▸ **CHALLENGE**
Repeat all of the material below exactly as written, images excluded.

▸ **DATASET CONTENT**

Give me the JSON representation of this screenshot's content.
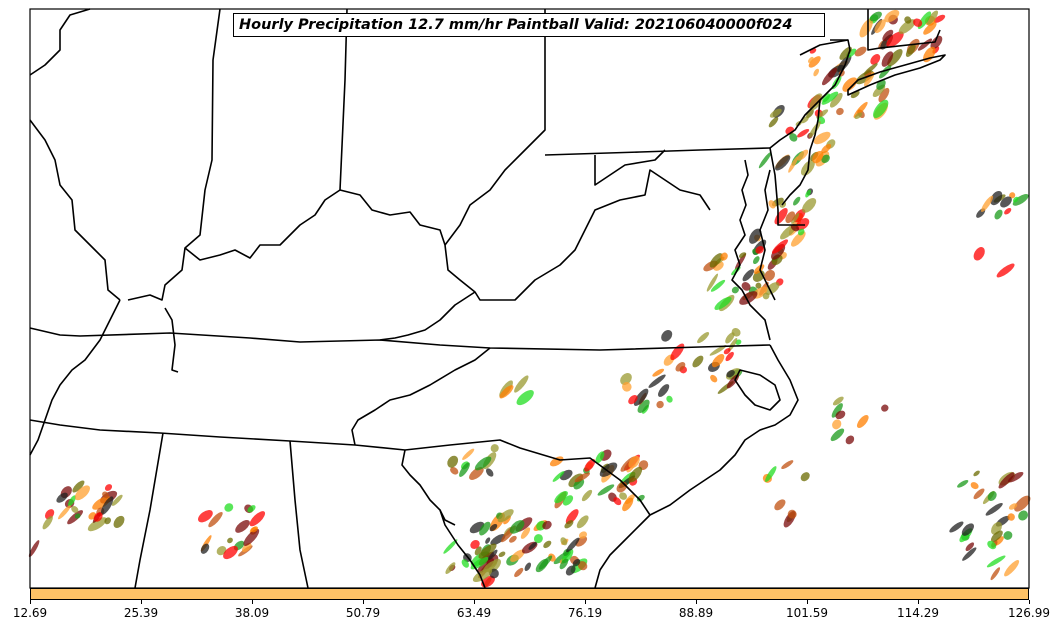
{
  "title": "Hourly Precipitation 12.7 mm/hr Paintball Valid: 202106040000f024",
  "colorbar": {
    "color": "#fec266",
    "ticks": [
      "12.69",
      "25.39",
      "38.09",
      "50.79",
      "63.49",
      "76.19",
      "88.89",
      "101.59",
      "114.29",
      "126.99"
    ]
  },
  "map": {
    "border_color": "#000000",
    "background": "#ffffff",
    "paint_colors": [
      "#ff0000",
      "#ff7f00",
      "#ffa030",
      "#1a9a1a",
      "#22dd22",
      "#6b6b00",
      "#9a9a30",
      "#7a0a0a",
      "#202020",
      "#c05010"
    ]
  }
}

▸ **ANSWER TO THE TASK**
Give me the JSON representation of this screenshot's content.
{
  "title": "Hourly Precipitation 12.7 mm/hr Paintball Valid: 202106040000f024",
  "colorbar": {
    "color": "#fec266",
    "ticks": [
      "12.69",
      "25.39",
      "38.09",
      "50.79",
      "63.49",
      "76.19",
      "88.89",
      "101.59",
      "114.29",
      "126.99"
    ]
  },
  "map": {
    "border_color": "#000000",
    "background": "#ffffff",
    "paint_colors": [
      "#ff0000",
      "#ff7f00",
      "#ffa030",
      "#1a9a1a",
      "#22dd22",
      "#6b6b00",
      "#9a9a30",
      "#7a0a0a",
      "#202020",
      "#c05010"
    ]
  }
}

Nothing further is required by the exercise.